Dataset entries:
※ ※ ※

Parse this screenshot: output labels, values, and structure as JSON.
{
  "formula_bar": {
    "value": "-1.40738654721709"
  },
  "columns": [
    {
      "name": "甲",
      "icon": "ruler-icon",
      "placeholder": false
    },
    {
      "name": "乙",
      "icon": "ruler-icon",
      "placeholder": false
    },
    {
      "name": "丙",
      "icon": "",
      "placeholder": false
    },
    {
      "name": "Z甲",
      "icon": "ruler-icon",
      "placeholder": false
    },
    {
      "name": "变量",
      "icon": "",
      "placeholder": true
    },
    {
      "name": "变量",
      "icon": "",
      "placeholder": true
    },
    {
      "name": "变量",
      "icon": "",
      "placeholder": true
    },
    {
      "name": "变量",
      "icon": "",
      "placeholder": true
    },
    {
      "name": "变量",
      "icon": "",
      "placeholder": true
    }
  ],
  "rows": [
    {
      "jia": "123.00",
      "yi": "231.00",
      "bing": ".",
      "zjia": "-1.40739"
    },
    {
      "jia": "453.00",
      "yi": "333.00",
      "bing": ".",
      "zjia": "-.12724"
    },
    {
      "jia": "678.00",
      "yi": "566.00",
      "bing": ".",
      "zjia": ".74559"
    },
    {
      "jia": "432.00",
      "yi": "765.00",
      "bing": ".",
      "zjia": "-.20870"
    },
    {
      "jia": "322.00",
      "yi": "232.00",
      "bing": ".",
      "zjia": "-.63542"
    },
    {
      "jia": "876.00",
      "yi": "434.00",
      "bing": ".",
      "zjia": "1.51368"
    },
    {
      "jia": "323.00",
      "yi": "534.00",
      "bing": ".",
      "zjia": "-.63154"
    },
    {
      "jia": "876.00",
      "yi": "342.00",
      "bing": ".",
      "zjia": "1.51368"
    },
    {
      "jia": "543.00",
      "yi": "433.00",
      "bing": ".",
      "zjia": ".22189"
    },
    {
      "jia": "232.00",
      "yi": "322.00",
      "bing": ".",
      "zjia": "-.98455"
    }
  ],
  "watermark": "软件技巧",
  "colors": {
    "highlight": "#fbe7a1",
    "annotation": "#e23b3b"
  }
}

※ ※ ※

Written instruction: Take the lines above and retype all of them exactly.

Written answer:
Parse this screenshot: output labels, values, and structure as JSON.
{
  "formula_bar": {
    "value": "-1.40738654721709"
  },
  "columns": [
    {
      "name": "甲",
      "icon": "ruler-icon",
      "placeholder": false
    },
    {
      "name": "乙",
      "icon": "ruler-icon",
      "placeholder": false
    },
    {
      "name": "丙",
      "icon": "",
      "placeholder": false
    },
    {
      "name": "Z甲",
      "icon": "ruler-icon",
      "placeholder": false
    },
    {
      "name": "变量",
      "icon": "",
      "placeholder": true
    },
    {
      "name": "变量",
      "icon": "",
      "placeholder": true
    },
    {
      "name": "变量",
      "icon": "",
      "placeholder": true
    },
    {
      "name": "变量",
      "icon": "",
      "placeholder": true
    },
    {
      "name": "变量",
      "icon": "",
      "placeholder": true
    }
  ],
  "rows": [
    {
      "jia": "123.00",
      "yi": "231.00",
      "bing": ".",
      "zjia": "-1.40739"
    },
    {
      "jia": "453.00",
      "yi": "333.00",
      "bing": ".",
      "zjia": "-.12724"
    },
    {
      "jia": "678.00",
      "yi": "566.00",
      "bing": ".",
      "zjia": ".74559"
    },
    {
      "jia": "432.00",
      "yi": "765.00",
      "bing": ".",
      "zjia": "-.20870"
    },
    {
      "jia": "322.00",
      "yi": "232.00",
      "bing": ".",
      "zjia": "-.63542"
    },
    {
      "jia": "876.00",
      "yi": "434.00",
      "bing": ".",
      "zjia": "1.51368"
    },
    {
      "jia": "323.00",
      "yi": "534.00",
      "bing": ".",
      "zjia": "-.63154"
    },
    {
      "jia": "876.00",
      "yi": "342.00",
      "bing": ".",
      "zjia": "1.51368"
    },
    {
      "jia": "543.00",
      "yi": "433.00",
      "bing": ".",
      "zjia": ".22189"
    },
    {
      "jia": "232.00",
      "yi": "322.00",
      "bing": ".",
      "zjia": "-.98455"
    }
  ],
  "watermark": "软件技巧",
  "colors": {
    "highlight": "#fbe7a1",
    "annotation": "#e23b3b"
  }
}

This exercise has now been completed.